— start —
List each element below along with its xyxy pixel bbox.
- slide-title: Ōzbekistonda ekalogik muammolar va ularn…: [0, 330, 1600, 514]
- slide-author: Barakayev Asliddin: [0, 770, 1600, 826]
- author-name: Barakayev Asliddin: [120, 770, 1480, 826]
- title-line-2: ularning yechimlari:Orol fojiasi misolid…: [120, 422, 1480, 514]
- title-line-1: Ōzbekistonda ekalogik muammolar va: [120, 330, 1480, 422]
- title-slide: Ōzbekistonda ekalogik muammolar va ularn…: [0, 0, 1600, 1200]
— end —
— start —
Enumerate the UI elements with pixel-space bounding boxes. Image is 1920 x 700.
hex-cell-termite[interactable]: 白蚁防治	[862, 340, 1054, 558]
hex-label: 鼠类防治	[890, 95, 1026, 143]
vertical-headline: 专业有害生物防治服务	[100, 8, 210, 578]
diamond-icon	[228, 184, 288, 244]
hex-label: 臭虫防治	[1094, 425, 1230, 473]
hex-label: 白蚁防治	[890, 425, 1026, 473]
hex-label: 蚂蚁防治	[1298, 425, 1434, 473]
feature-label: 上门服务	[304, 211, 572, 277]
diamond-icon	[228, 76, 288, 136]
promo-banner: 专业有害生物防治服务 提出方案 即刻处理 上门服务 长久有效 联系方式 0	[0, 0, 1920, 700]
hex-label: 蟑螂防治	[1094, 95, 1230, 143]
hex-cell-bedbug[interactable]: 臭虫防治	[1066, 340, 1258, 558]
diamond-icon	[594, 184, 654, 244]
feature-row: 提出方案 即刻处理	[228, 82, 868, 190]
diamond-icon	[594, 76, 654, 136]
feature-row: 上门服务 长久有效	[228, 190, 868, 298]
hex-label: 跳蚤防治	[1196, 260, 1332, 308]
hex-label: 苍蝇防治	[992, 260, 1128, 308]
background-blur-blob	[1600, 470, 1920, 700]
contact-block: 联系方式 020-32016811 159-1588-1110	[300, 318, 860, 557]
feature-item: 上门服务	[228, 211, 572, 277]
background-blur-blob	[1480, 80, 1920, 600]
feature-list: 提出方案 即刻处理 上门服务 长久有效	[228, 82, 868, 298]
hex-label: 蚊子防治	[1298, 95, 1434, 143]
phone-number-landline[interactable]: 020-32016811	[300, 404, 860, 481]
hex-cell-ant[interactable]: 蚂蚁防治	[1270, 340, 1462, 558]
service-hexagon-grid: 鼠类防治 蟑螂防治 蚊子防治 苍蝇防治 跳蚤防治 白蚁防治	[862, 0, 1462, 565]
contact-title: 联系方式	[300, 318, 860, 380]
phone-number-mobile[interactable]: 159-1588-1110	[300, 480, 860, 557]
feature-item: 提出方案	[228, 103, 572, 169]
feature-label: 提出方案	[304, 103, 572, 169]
— end —
— start —
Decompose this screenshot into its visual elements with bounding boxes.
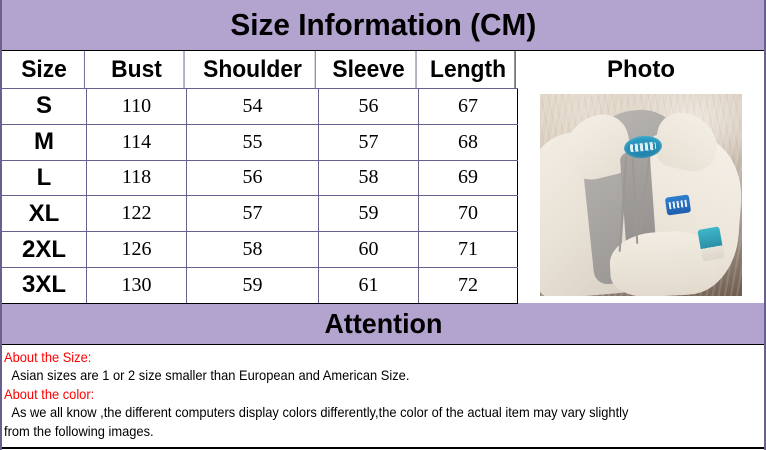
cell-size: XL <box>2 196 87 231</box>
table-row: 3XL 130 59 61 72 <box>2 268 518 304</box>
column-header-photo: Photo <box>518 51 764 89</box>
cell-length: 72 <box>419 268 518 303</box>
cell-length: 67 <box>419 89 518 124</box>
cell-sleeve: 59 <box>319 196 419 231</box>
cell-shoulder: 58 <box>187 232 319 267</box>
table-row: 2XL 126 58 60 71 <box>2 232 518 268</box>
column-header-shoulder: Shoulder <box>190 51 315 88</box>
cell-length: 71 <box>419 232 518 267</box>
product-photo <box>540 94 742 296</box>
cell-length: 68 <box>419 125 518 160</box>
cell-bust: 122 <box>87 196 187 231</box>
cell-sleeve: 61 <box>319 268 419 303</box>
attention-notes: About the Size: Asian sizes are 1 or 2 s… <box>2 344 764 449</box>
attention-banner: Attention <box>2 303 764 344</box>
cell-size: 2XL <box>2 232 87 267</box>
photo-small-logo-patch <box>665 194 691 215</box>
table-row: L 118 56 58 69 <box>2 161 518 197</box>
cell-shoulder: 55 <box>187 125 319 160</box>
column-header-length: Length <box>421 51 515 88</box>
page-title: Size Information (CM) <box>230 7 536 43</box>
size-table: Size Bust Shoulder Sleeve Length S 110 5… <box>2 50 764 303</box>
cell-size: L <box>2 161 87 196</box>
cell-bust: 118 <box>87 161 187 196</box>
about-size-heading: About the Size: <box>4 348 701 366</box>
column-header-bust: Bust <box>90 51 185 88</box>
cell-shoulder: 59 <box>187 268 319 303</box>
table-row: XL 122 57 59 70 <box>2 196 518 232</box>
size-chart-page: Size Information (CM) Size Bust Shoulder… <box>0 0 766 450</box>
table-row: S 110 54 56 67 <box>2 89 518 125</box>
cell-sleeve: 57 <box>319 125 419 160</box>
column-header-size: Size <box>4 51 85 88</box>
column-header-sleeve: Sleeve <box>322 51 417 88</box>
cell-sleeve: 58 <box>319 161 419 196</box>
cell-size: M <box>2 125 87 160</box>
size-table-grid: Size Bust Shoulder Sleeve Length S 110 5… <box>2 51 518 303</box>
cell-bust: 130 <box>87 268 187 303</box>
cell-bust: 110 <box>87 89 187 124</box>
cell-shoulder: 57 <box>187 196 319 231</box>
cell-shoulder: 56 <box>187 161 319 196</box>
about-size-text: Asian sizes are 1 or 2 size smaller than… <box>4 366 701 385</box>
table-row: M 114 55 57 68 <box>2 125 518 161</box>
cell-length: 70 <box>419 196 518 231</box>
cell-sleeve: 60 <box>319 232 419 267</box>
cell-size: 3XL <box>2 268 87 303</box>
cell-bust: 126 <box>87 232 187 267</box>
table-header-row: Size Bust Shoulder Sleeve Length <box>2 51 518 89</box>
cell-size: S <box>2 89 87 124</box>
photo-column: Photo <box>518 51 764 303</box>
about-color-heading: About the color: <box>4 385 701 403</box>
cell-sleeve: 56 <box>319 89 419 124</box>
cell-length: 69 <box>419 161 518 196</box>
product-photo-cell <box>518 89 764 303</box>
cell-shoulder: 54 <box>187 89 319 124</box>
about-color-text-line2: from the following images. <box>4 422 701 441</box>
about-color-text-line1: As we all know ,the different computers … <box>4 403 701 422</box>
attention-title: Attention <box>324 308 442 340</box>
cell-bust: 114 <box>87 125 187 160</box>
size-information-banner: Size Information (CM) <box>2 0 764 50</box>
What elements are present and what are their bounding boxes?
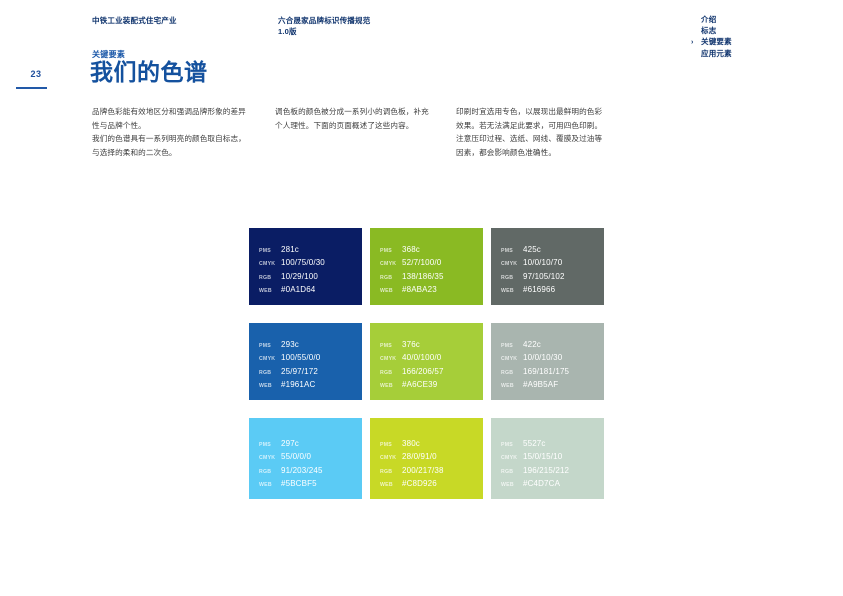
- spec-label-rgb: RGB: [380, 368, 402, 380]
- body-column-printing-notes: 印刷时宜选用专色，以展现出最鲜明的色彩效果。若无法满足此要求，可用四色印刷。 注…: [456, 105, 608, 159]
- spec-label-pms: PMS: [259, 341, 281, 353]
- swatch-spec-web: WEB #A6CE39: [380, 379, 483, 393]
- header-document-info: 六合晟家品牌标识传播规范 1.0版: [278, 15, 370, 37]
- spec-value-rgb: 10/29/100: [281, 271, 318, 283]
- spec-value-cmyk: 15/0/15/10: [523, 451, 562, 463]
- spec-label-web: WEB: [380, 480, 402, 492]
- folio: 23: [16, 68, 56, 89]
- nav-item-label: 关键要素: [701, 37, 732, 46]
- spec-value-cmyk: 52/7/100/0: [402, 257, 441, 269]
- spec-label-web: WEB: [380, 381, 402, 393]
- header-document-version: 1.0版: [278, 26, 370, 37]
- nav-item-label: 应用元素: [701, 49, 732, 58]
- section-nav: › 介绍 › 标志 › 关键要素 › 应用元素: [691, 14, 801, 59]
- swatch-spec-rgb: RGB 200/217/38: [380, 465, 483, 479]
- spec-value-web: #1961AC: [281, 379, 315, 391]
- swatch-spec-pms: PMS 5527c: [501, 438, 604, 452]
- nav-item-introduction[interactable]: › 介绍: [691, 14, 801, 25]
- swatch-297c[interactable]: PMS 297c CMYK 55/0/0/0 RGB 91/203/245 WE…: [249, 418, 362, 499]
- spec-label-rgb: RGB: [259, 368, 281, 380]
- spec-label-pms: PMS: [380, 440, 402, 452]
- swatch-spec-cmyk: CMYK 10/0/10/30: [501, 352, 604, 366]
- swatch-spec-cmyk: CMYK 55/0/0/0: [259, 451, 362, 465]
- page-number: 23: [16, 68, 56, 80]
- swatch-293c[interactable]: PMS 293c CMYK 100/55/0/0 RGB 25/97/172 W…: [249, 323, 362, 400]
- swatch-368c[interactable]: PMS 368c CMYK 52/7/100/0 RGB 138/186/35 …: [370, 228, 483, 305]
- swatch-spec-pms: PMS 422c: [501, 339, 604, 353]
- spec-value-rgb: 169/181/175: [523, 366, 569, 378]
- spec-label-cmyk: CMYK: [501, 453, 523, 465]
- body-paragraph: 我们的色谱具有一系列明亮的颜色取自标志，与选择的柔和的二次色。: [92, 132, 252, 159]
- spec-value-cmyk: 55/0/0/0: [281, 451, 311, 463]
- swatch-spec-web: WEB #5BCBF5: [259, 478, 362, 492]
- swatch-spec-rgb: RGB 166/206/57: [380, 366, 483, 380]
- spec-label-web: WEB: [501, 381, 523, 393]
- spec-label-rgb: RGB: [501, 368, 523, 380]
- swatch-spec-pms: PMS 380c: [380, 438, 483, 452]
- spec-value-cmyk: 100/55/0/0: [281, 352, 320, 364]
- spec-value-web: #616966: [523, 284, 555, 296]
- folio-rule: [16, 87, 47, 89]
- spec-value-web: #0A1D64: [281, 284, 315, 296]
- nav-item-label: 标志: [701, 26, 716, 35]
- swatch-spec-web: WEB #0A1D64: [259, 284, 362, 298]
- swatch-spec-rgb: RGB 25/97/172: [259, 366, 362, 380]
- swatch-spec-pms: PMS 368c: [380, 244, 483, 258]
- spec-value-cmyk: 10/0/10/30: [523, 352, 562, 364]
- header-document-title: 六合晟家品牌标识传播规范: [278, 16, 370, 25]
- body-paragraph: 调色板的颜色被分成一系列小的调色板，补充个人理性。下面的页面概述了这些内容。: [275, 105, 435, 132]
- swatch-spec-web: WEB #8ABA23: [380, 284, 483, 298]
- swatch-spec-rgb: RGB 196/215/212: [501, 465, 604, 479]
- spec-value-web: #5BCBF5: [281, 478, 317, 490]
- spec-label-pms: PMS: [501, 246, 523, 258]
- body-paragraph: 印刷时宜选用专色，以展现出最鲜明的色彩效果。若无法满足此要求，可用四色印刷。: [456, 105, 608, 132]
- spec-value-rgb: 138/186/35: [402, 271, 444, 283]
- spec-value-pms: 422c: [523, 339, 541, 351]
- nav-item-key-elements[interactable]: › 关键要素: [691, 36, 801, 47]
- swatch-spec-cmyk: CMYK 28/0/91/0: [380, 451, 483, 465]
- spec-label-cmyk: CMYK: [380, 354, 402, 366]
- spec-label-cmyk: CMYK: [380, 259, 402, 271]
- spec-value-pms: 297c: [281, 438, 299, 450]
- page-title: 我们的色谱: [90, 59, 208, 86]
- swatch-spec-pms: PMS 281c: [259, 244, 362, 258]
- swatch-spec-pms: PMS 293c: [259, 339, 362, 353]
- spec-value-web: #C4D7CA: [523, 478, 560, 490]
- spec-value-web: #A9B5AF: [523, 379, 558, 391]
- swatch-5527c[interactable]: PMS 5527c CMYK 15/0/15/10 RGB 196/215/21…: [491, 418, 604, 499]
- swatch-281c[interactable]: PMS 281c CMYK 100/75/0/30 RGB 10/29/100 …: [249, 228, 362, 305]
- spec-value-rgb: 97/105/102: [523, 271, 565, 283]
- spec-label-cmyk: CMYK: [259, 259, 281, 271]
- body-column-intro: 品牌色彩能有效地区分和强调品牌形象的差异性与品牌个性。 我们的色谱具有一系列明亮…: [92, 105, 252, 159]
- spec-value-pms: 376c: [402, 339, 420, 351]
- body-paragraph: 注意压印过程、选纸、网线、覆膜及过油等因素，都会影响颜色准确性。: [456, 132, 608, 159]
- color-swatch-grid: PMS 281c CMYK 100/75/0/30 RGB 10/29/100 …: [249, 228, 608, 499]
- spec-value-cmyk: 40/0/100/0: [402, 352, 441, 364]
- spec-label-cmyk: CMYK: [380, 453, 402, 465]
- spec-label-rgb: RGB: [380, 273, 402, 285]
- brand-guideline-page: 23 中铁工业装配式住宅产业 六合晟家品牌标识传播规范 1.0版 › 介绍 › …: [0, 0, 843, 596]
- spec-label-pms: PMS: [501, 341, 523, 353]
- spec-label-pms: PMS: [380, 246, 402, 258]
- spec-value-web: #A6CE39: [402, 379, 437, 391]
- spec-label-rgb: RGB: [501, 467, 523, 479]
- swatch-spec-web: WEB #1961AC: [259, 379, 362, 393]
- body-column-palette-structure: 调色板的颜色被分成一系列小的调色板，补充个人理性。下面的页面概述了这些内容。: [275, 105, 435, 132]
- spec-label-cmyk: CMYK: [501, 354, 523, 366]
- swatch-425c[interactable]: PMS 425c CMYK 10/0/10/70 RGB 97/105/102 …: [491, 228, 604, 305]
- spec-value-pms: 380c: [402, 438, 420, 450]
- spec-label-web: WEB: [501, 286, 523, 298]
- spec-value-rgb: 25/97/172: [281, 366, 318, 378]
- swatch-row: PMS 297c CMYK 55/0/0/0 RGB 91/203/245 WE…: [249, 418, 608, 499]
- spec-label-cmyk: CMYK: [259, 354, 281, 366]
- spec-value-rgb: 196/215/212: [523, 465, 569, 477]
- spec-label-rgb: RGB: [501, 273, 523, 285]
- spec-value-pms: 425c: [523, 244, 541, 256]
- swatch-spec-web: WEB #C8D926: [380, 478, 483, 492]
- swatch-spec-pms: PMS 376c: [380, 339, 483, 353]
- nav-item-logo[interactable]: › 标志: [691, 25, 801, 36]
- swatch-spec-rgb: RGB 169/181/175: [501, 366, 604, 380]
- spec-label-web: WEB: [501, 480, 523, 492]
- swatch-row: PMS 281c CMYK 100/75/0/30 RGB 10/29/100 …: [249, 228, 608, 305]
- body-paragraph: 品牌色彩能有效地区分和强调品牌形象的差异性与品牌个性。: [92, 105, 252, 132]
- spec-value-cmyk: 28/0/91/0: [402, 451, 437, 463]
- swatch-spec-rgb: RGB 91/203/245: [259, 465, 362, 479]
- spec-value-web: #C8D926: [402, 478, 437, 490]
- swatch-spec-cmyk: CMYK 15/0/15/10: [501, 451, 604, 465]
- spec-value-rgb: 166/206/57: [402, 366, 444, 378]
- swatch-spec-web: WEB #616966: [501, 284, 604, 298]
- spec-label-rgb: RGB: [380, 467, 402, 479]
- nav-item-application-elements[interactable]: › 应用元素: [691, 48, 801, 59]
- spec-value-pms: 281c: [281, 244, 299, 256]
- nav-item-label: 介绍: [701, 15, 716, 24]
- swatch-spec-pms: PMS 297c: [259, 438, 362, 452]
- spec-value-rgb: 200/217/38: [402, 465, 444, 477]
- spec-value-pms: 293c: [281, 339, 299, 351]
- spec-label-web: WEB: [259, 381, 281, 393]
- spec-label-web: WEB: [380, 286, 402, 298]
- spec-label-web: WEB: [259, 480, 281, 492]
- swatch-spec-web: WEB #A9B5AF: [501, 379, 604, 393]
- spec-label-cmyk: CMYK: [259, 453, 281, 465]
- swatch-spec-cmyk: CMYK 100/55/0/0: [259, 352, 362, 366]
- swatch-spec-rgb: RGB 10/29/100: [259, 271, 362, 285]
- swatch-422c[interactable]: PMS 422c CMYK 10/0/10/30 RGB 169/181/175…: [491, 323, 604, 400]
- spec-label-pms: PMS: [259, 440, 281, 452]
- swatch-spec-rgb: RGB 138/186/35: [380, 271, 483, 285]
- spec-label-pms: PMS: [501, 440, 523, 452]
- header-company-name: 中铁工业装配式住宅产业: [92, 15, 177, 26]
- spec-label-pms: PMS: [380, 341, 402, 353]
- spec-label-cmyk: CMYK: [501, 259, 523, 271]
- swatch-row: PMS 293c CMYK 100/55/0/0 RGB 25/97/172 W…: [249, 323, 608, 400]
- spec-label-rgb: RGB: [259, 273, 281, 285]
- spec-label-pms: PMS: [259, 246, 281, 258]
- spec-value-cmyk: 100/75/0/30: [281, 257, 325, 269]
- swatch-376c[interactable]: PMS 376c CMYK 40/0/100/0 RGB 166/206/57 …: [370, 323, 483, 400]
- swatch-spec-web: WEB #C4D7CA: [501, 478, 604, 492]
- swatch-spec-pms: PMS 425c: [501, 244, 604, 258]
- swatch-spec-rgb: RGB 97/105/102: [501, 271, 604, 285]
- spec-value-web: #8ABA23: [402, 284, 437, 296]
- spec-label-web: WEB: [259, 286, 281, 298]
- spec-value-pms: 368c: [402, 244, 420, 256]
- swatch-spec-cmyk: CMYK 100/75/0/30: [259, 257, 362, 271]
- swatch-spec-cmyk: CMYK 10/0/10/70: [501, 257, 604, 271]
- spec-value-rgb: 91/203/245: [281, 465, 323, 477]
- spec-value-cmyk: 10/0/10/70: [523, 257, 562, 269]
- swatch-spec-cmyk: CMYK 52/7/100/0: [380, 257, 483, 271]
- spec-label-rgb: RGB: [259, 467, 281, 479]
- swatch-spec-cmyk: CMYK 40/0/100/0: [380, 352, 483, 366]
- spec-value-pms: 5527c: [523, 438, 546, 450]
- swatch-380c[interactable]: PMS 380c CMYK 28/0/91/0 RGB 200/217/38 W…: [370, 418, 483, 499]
— end —
- _The request_
Copy out the records word for word, starting at the line that contains "- spec-label-rgb: RGB: [380, 368, 402, 380]" and ending at the line that contains "- nav-item-label: 关键要素: [701, 37, 732, 46]", with both of those lines included.

- _Written answer_
- spec-label-rgb: RGB: [380, 368, 402, 380]
- body-column-printing-notes: 印刷时宜选用专色，以展现出最鲜明的色彩效果。若无法满足此要求，可用四色印刷。 注…: [456, 105, 608, 159]
- spec-label-pms: PMS: [259, 341, 281, 353]
- swatch-spec-web: WEB #A6CE39: [380, 379, 483, 393]
- header-document-info: 六合晟家品牌标识传播规范 1.0版: [278, 15, 370, 37]
- spec-value-rgb: 10/29/100: [281, 271, 318, 283]
- spec-value-cmyk: 15/0/15/10: [523, 451, 562, 463]
- spec-label-web: WEB: [380, 480, 402, 492]
- folio: 23: [16, 68, 56, 89]
- nav-item-label: 关键要素: [701, 37, 732, 46]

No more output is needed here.